Given problem:
Which lines run from the one containing "What data populates" to the end of the entries? Quote them exactly, and nothing else.

Supplied information:
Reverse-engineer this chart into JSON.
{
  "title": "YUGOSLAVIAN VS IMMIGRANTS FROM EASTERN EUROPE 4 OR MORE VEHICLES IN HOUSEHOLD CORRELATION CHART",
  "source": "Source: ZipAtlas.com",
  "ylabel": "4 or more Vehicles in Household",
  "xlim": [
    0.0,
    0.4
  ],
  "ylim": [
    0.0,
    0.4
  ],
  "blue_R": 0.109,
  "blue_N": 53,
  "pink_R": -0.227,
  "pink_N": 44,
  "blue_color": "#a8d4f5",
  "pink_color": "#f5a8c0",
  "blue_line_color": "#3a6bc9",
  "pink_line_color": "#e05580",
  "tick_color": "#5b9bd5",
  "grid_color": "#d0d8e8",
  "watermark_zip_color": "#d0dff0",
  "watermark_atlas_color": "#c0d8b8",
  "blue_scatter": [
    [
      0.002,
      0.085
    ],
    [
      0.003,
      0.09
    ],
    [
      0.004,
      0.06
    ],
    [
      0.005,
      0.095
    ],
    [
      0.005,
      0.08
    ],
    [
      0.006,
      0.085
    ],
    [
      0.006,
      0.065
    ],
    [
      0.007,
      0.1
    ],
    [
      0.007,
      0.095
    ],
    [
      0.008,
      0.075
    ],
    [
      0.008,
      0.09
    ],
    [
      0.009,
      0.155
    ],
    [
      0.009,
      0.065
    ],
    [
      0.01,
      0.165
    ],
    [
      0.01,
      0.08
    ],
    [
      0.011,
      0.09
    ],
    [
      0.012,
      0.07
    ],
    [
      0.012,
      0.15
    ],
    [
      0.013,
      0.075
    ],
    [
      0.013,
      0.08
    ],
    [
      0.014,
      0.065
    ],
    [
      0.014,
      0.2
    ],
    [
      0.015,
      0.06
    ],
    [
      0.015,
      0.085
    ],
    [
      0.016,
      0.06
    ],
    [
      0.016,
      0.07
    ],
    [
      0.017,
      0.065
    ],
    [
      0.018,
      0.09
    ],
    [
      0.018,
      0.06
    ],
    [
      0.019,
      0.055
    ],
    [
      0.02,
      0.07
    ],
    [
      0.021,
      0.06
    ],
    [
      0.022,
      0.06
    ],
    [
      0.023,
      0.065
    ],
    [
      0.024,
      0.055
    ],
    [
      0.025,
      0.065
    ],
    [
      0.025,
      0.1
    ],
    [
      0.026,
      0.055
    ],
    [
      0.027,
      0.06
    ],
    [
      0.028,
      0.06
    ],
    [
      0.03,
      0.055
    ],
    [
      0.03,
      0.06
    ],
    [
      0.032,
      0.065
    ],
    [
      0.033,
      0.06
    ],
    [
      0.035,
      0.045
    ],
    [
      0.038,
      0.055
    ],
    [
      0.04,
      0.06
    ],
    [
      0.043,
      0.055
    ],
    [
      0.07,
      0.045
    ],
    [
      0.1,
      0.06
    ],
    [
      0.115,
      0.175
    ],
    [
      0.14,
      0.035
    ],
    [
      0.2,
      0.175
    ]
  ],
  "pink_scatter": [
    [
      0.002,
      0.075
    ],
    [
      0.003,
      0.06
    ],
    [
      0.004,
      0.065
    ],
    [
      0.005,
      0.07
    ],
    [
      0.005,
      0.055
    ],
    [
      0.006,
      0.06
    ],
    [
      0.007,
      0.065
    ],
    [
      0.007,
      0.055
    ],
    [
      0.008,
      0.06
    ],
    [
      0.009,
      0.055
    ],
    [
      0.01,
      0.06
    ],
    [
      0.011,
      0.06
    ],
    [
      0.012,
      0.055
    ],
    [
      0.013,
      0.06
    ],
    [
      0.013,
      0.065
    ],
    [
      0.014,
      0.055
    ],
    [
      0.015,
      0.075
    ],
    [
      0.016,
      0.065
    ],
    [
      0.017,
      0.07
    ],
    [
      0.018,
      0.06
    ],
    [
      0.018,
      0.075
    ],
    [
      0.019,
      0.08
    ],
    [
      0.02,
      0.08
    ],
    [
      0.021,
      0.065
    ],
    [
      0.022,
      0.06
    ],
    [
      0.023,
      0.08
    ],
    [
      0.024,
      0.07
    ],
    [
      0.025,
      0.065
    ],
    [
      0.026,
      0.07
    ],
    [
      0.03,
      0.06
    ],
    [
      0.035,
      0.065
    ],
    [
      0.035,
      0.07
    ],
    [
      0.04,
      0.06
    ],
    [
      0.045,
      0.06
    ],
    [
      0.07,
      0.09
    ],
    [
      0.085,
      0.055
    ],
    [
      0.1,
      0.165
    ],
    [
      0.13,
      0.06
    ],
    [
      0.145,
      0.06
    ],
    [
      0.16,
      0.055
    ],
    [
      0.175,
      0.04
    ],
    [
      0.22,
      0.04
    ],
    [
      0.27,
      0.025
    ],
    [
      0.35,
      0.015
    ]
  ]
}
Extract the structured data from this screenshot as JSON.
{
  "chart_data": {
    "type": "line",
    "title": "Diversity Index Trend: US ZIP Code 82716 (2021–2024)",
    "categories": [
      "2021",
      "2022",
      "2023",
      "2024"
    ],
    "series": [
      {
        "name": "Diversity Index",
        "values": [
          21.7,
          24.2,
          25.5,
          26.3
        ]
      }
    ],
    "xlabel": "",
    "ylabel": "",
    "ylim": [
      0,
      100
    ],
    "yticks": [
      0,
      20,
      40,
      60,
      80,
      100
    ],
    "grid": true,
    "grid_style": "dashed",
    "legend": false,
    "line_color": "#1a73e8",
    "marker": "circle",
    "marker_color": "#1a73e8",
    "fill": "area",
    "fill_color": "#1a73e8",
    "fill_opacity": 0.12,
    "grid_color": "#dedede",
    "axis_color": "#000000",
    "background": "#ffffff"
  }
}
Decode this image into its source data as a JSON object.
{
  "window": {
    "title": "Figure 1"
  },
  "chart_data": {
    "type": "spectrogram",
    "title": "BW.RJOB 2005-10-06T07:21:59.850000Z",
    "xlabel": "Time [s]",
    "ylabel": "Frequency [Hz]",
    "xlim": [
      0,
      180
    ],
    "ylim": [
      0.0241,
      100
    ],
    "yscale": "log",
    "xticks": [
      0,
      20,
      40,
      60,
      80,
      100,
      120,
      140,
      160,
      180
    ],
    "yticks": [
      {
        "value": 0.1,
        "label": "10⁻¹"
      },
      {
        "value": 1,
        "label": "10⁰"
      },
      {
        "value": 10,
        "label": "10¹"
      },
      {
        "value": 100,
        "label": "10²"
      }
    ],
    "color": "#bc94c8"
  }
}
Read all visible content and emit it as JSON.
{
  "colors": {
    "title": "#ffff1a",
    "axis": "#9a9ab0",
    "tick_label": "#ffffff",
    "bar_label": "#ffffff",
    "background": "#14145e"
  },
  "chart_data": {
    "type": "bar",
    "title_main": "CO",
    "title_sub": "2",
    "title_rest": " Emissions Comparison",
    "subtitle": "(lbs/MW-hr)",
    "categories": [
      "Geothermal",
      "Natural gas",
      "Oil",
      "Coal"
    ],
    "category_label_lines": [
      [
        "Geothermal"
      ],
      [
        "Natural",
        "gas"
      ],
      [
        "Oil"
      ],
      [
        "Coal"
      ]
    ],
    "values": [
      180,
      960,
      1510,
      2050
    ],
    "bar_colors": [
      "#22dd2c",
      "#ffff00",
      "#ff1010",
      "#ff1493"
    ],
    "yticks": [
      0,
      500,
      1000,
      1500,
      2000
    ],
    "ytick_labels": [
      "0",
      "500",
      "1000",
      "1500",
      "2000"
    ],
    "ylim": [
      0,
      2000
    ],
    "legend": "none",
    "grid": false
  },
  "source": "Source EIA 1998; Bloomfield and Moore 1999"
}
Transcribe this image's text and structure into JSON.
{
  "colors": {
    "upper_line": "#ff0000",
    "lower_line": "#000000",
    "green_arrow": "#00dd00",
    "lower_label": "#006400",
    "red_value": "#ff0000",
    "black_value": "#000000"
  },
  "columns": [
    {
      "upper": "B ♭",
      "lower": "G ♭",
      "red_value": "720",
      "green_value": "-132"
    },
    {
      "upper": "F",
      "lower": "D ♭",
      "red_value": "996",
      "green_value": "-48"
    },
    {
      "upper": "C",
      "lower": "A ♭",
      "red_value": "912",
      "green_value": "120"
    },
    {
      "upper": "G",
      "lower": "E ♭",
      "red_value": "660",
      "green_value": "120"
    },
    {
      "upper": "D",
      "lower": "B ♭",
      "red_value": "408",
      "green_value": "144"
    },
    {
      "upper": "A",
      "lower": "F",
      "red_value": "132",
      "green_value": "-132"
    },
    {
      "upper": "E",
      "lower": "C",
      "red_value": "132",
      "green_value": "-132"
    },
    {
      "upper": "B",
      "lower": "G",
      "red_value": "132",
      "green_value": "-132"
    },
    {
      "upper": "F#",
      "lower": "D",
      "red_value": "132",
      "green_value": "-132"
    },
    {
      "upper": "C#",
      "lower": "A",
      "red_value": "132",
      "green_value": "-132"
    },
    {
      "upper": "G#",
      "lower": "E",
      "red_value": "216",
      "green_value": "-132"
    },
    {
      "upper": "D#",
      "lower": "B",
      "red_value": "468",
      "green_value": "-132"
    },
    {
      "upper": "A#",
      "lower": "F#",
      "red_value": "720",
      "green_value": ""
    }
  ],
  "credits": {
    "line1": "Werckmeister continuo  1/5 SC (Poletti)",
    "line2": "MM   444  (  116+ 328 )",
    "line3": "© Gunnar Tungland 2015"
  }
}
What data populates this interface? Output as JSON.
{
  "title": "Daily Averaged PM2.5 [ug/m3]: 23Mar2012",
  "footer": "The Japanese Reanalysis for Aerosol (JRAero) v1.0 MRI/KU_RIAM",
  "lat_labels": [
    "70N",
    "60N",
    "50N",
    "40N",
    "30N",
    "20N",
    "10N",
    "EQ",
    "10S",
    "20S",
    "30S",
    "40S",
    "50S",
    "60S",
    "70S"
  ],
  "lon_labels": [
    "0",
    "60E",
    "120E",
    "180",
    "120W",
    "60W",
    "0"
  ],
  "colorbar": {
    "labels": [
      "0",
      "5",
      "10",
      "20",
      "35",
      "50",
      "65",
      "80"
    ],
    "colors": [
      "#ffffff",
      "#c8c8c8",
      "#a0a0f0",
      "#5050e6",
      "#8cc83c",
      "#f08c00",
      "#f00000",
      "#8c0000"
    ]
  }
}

Result below:
What data populates this interface? Output as JSON.
{
  "title": "Daily Averaged PM2.5 [ug/m3]: 23Mar2012",
  "footer": "The Japanese Reanalysis for Aerosol (JRAero) v1.0 MRI/KU_RIAM",
  "lat_labels": [
    "70N",
    "60N",
    "50N",
    "40N",
    "30N",
    "20N",
    "10N",
    "EQ",
    "10S",
    "20S",
    "30S",
    "40S",
    "50S",
    "60S",
    "70S"
  ],
  "lon_labels": [
    "0",
    "60E",
    "120E",
    "180",
    "120W",
    "60W",
    "0"
  ],
  "colorbar": {
    "labels": [
      "0",
      "5",
      "10",
      "20",
      "35",
      "50",
      "65",
      "80"
    ],
    "colors": [
      "#ffffff",
      "#c8c8c8",
      "#a0a0f0",
      "#5050e6",
      "#8cc83c",
      "#f08c00",
      "#f00000",
      "#8c0000"
    ]
  }
}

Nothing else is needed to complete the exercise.